● Your objective: All the data below goes into the copy word for word, but the pictures don't.

● Information given:

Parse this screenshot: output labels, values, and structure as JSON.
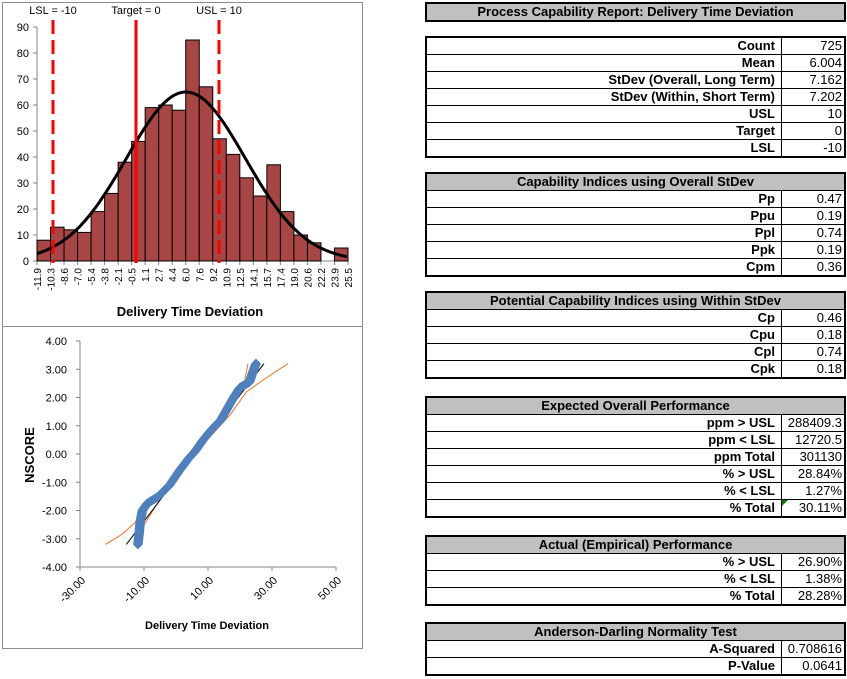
{
  "title": "Process Capability Report: Delivery Time Deviation",
  "stats": {
    "rows": [
      {
        "label": "Count",
        "value": "725"
      },
      {
        "label": "Mean",
        "value": "6.004"
      },
      {
        "label": "StDev (Overall, Long Term)",
        "value": "7.162"
      },
      {
        "label": "StDev (Within, Short Term)",
        "value": "7.202"
      },
      {
        "label": "USL",
        "value": "10"
      },
      {
        "label": "Target",
        "value": "0"
      },
      {
        "label": "LSL",
        "value": "-10"
      }
    ]
  },
  "overall_indices": {
    "header": "Capability Indices using Overall StDev",
    "rows": [
      {
        "label": "Pp",
        "value": "0.47"
      },
      {
        "label": "Ppu",
        "value": "0.19"
      },
      {
        "label": "Ppl",
        "value": "0.74"
      },
      {
        "label": "Ppk",
        "value": "0.19"
      },
      {
        "label": "Cpm",
        "value": "0.36"
      }
    ]
  },
  "within_indices": {
    "header": "Potential Capability Indices using Within StDev",
    "rows": [
      {
        "label": "Cp",
        "value": "0.46"
      },
      {
        "label": "Cpu",
        "value": "0.18"
      },
      {
        "label": "Cpl",
        "value": "0.74"
      },
      {
        "label": "Cpk",
        "value": "0.18"
      }
    ]
  },
  "expected_performance": {
    "header": "Expected Overall Performance",
    "rows": [
      {
        "label": "ppm > USL",
        "value": "288409.3"
      },
      {
        "label": "ppm < LSL",
        "value": "12720.5"
      },
      {
        "label": "ppm Total",
        "value": "301130"
      },
      {
        "label": "% > USL",
        "value": "28.84%"
      },
      {
        "label": "% < LSL",
        "value": "1.27%"
      },
      {
        "label": "% Total",
        "value": "30.11%"
      }
    ]
  },
  "actual_performance": {
    "header": "Actual (Empirical) Performance",
    "rows": [
      {
        "label": "% > USL",
        "value": "26.90%"
      },
      {
        "label": "% < LSL",
        "value": "1.38%"
      },
      {
        "label": "% Total",
        "value": "28.28%"
      }
    ]
  },
  "normality_test": {
    "header": "Anderson-Darling Normality Test",
    "rows": [
      {
        "label": "A-Squared",
        "value": "0.708616"
      },
      {
        "label": "P-Value",
        "value": "0.0641"
      }
    ]
  },
  "colors": {
    "bar_fill": "#a84646",
    "spec_line": "#ff0000",
    "normal_curve": "#000000",
    "scatter_marker": "#4f81bd",
    "confidence_band": "#f07020"
  },
  "chart_data": [
    {
      "type": "bar",
      "title": "",
      "xlabel": "Delivery Time Deviation",
      "ylabel": "",
      "ylim": [
        0,
        90
      ],
      "yticks": [
        0,
        10,
        20,
        30,
        40,
        50,
        60,
        70,
        80,
        90
      ],
      "bin_edges": [
        "-11.9",
        "-10.3",
        "-8.6",
        "-7.0",
        "-5.4",
        "-3.8",
        "-2.1",
        "-0.5",
        "1.1",
        "2.7",
        "4.4",
        "6.0",
        "7.6",
        "9.2",
        "10.9",
        "12.5",
        "14.1",
        "15.7",
        "17.4",
        "19.0",
        "20.6",
        "22.2",
        "23.9",
        "25.5"
      ],
      "values": [
        8,
        13,
        12,
        11,
        19,
        26,
        38,
        46,
        59,
        60,
        58,
        85,
        67,
        47,
        41,
        32,
        25,
        37,
        19,
        10,
        7,
        0,
        5
      ],
      "overlay": {
        "type": "normal_curve",
        "mean": 6.004,
        "stdev": 7.162,
        "peak": 65
      },
      "reference_lines": [
        {
          "label": "LSL = -10",
          "x": -10,
          "style": "dashed"
        },
        {
          "label": "Target = 0",
          "x": 0,
          "style": "solid"
        },
        {
          "label": "USL = 10",
          "x": 10,
          "style": "dashed"
        }
      ],
      "grid": false,
      "legend": "none"
    },
    {
      "type": "scatter",
      "title": "",
      "xlabel": "Delivery Time Deviation",
      "ylabel": "NSCORE",
      "xlim": [
        -30,
        50
      ],
      "ylim": [
        -4,
        4
      ],
      "xticks": [
        "-30.00",
        "-10.00",
        "10.00",
        "30.00",
        "50.00"
      ],
      "yticks": [
        "4.00",
        "3.00",
        "2.00",
        "1.00",
        "0.00",
        "-1.00",
        "-2.00",
        "-3.00",
        "-4.00"
      ],
      "series": [
        {
          "name": "Data",
          "points_approx": [
            [
              -11.9,
              -3.2
            ],
            [
              -11.5,
              -2.8
            ],
            [
              -11.2,
              -2.4
            ],
            [
              -10.5,
              -2.0
            ],
            [
              -9.0,
              -1.75
            ],
            [
              -5.5,
              -1.5
            ],
            [
              -2.0,
              -1.1
            ],
            [
              1.0,
              -0.6
            ],
            [
              4.0,
              -0.15
            ],
            [
              6.0,
              0.1
            ],
            [
              8.5,
              0.5
            ],
            [
              11.0,
              0.85
            ],
            [
              14.0,
              1.2
            ],
            [
              16.0,
              1.6
            ],
            [
              18.0,
              2.0
            ],
            [
              20.0,
              2.35
            ],
            [
              23.0,
              2.55
            ],
            [
              24.0,
              2.9
            ],
            [
              25.0,
              3.2
            ]
          ]
        },
        {
          "name": "Fit line",
          "points_approx": [
            [
              -15.5,
              -3.2
            ],
            [
              27.5,
              3.2
            ]
          ]
        },
        {
          "name": "Lower band",
          "points_approx": [
            [
              -22,
              -3.2
            ],
            [
              -17,
              -2.85
            ],
            [
              -12.5,
              -2.4
            ],
            [
              -8,
              -1.7
            ],
            [
              17,
              1.4
            ],
            [
              22,
              2.2
            ],
            [
              27,
              2.6
            ],
            [
              35,
              3.2
            ]
          ]
        },
        {
          "name": "Upper band",
          "points_approx": [
            [
              -11,
              -3.2
            ],
            [
              -10.5,
              -2.6
            ],
            [
              -5,
              -1.6
            ],
            [
              17,
              1.6
            ],
            [
              21.5,
              2.6
            ],
            [
              22.5,
              3.2
            ]
          ]
        }
      ],
      "grid": false,
      "legend": "none"
    }
  ]
}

● Task answer:
Parse this screenshot: output labels, values, and structure as JSON.
{
  "title": "Process Capability Report: Delivery Time Deviation",
  "stats": {
    "rows": [
      {
        "label": "Count",
        "value": "725"
      },
      {
        "label": "Mean",
        "value": "6.004"
      },
      {
        "label": "StDev (Overall, Long Term)",
        "value": "7.162"
      },
      {
        "label": "StDev (Within, Short Term)",
        "value": "7.202"
      },
      {
        "label": "USL",
        "value": "10"
      },
      {
        "label": "Target",
        "value": "0"
      },
      {
        "label": "LSL",
        "value": "-10"
      }
    ]
  },
  "overall_indices": {
    "header": "Capability Indices using Overall StDev",
    "rows": [
      {
        "label": "Pp",
        "value": "0.47"
      },
      {
        "label": "Ppu",
        "value": "0.19"
      },
      {
        "label": "Ppl",
        "value": "0.74"
      },
      {
        "label": "Ppk",
        "value": "0.19"
      },
      {
        "label": "Cpm",
        "value": "0.36"
      }
    ]
  },
  "within_indices": {
    "header": "Potential Capability Indices using Within StDev",
    "rows": [
      {
        "label": "Cp",
        "value": "0.46"
      },
      {
        "label": "Cpu",
        "value": "0.18"
      },
      {
        "label": "Cpl",
        "value": "0.74"
      },
      {
        "label": "Cpk",
        "value": "0.18"
      }
    ]
  },
  "expected_performance": {
    "header": "Expected Overall Performance",
    "rows": [
      {
        "label": "ppm > USL",
        "value": "288409.3"
      },
      {
        "label": "ppm < LSL",
        "value": "12720.5"
      },
      {
        "label": "ppm Total",
        "value": "301130"
      },
      {
        "label": "% > USL",
        "value": "28.84%"
      },
      {
        "label": "% < LSL",
        "value": "1.27%"
      },
      {
        "label": "% Total",
        "value": "30.11%"
      }
    ]
  },
  "actual_performance": {
    "header": "Actual (Empirical) Performance",
    "rows": [
      {
        "label": "% > USL",
        "value": "26.90%"
      },
      {
        "label": "% < LSL",
        "value": "1.38%"
      },
      {
        "label": "% Total",
        "value": "28.28%"
      }
    ]
  },
  "normality_test": {
    "header": "Anderson-Darling Normality Test",
    "rows": [
      {
        "label": "A-Squared",
        "value": "0.708616"
      },
      {
        "label": "P-Value",
        "value": "0.0641"
      }
    ]
  },
  "colors": {
    "bar_fill": "#a84646",
    "spec_line": "#ff0000",
    "normal_curve": "#000000",
    "scatter_marker": "#4f81bd",
    "confidence_band": "#f07020"
  },
  "chart_data": [
    {
      "type": "bar",
      "title": "",
      "xlabel": "Delivery Time Deviation",
      "ylabel": "",
      "ylim": [
        0,
        90
      ],
      "yticks": [
        0,
        10,
        20,
        30,
        40,
        50,
        60,
        70,
        80,
        90
      ],
      "bin_edges": [
        "-11.9",
        "-10.3",
        "-8.6",
        "-7.0",
        "-5.4",
        "-3.8",
        "-2.1",
        "-0.5",
        "1.1",
        "2.7",
        "4.4",
        "6.0",
        "7.6",
        "9.2",
        "10.9",
        "12.5",
        "14.1",
        "15.7",
        "17.4",
        "19.0",
        "20.6",
        "22.2",
        "23.9",
        "25.5"
      ],
      "values": [
        8,
        13,
        12,
        11,
        19,
        26,
        38,
        46,
        59,
        60,
        58,
        85,
        67,
        47,
        41,
        32,
        25,
        37,
        19,
        10,
        7,
        0,
        5
      ],
      "overlay": {
        "type": "normal_curve",
        "mean": 6.004,
        "stdev": 7.162,
        "peak": 65
      },
      "reference_lines": [
        {
          "label": "LSL = -10",
          "x": -10,
          "style": "dashed"
        },
        {
          "label": "Target = 0",
          "x": 0,
          "style": "solid"
        },
        {
          "label": "USL = 10",
          "x": 10,
          "style": "dashed"
        }
      ],
      "grid": false,
      "legend": "none"
    },
    {
      "type": "scatter",
      "title": "",
      "xlabel": "Delivery Time Deviation",
      "ylabel": "NSCORE",
      "xlim": [
        -30,
        50
      ],
      "ylim": [
        -4,
        4
      ],
      "xticks": [
        "-30.00",
        "-10.00",
        "10.00",
        "30.00",
        "50.00"
      ],
      "yticks": [
        "4.00",
        "3.00",
        "2.00",
        "1.00",
        "0.00",
        "-1.00",
        "-2.00",
        "-3.00",
        "-4.00"
      ],
      "series": [
        {
          "name": "Data",
          "points_approx": [
            [
              -11.9,
              -3.2
            ],
            [
              -11.5,
              -2.8
            ],
            [
              -11.2,
              -2.4
            ],
            [
              -10.5,
              -2.0
            ],
            [
              -9.0,
              -1.75
            ],
            [
              -5.5,
              -1.5
            ],
            [
              -2.0,
              -1.1
            ],
            [
              1.0,
              -0.6
            ],
            [
              4.0,
              -0.15
            ],
            [
              6.0,
              0.1
            ],
            [
              8.5,
              0.5
            ],
            [
              11.0,
              0.85
            ],
            [
              14.0,
              1.2
            ],
            [
              16.0,
              1.6
            ],
            [
              18.0,
              2.0
            ],
            [
              20.0,
              2.35
            ],
            [
              23.0,
              2.55
            ],
            [
              24.0,
              2.9
            ],
            [
              25.0,
              3.2
            ]
          ]
        },
        {
          "name": "Fit line",
          "points_approx": [
            [
              -15.5,
              -3.2
            ],
            [
              27.5,
              3.2
            ]
          ]
        },
        {
          "name": "Lower band",
          "points_approx": [
            [
              -22,
              -3.2
            ],
            [
              -17,
              -2.85
            ],
            [
              -12.5,
              -2.4
            ],
            [
              -8,
              -1.7
            ],
            [
              17,
              1.4
            ],
            [
              22,
              2.2
            ],
            [
              27,
              2.6
            ],
            [
              35,
              3.2
            ]
          ]
        },
        {
          "name": "Upper band",
          "points_approx": [
            [
              -11,
              -3.2
            ],
            [
              -10.5,
              -2.6
            ],
            [
              -5,
              -1.6
            ],
            [
              17,
              1.6
            ],
            [
              21.5,
              2.6
            ],
            [
              22.5,
              3.2
            ]
          ]
        }
      ],
      "grid": false,
      "legend": "none"
    }
  ]
}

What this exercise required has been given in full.